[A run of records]
--------------------------------------------------
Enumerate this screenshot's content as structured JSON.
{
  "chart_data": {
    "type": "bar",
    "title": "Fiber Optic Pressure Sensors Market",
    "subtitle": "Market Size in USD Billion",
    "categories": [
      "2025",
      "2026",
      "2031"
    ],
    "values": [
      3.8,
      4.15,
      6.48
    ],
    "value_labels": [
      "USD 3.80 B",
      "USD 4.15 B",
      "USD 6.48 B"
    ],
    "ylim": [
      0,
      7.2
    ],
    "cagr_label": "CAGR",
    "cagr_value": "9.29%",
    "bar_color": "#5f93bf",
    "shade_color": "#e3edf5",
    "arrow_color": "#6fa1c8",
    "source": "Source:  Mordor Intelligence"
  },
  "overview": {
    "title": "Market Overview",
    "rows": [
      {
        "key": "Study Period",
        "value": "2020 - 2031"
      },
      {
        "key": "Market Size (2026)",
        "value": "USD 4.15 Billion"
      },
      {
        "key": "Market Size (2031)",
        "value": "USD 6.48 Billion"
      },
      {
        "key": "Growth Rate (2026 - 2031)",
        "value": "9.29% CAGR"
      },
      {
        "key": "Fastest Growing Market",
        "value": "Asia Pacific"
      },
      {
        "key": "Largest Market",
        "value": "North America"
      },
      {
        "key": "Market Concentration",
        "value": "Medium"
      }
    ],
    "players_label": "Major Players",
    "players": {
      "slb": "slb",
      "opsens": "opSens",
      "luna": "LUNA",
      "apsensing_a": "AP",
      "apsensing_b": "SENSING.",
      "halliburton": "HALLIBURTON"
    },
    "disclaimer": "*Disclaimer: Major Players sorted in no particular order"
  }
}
--------------------------------------------------
▸ Do this
Write the entries again, exactly as they stand.

▸ Written response
Enumerate this screenshot's content as structured JSON.
{
  "chart_data": {
    "type": "bar",
    "title": "Fiber Optic Pressure Sensors Market",
    "subtitle": "Market Size in USD Billion",
    "categories": [
      "2025",
      "2026",
      "2031"
    ],
    "values": [
      3.8,
      4.15,
      6.48
    ],
    "value_labels": [
      "USD 3.80 B",
      "USD 4.15 B",
      "USD 6.48 B"
    ],
    "ylim": [
      0,
      7.2
    ],
    "cagr_label": "CAGR",
    "cagr_value": "9.29%",
    "bar_color": "#5f93bf",
    "shade_color": "#e3edf5",
    "arrow_color": "#6fa1c8",
    "source": "Source:  Mordor Intelligence"
  },
  "overview": {
    "title": "Market Overview",
    "rows": [
      {
        "key": "Study Period",
        "value": "2020 - 2031"
      },
      {
        "key": "Market Size (2026)",
        "value": "USD 4.15 Billion"
      },
      {
        "key": "Market Size (2031)",
        "value": "USD 6.48 Billion"
      },
      {
        "key": "Growth Rate (2026 - 2031)",
        "value": "9.29% CAGR"
      },
      {
        "key": "Fastest Growing Market",
        "value": "Asia Pacific"
      },
      {
        "key": "Largest Market",
        "value": "North America"
      },
      {
        "key": "Market Concentration",
        "value": "Medium"
      }
    ],
    "players_label": "Major Players",
    "players": {
      "slb": "slb",
      "opsens": "opSens",
      "luna": "LUNA",
      "apsensing_a": "AP",
      "apsensing_b": "SENSING.",
      "halliburton": "HALLIBURTON"
    },
    "disclaimer": "*Disclaimer: Major Players sorted in no particular order"
  }
}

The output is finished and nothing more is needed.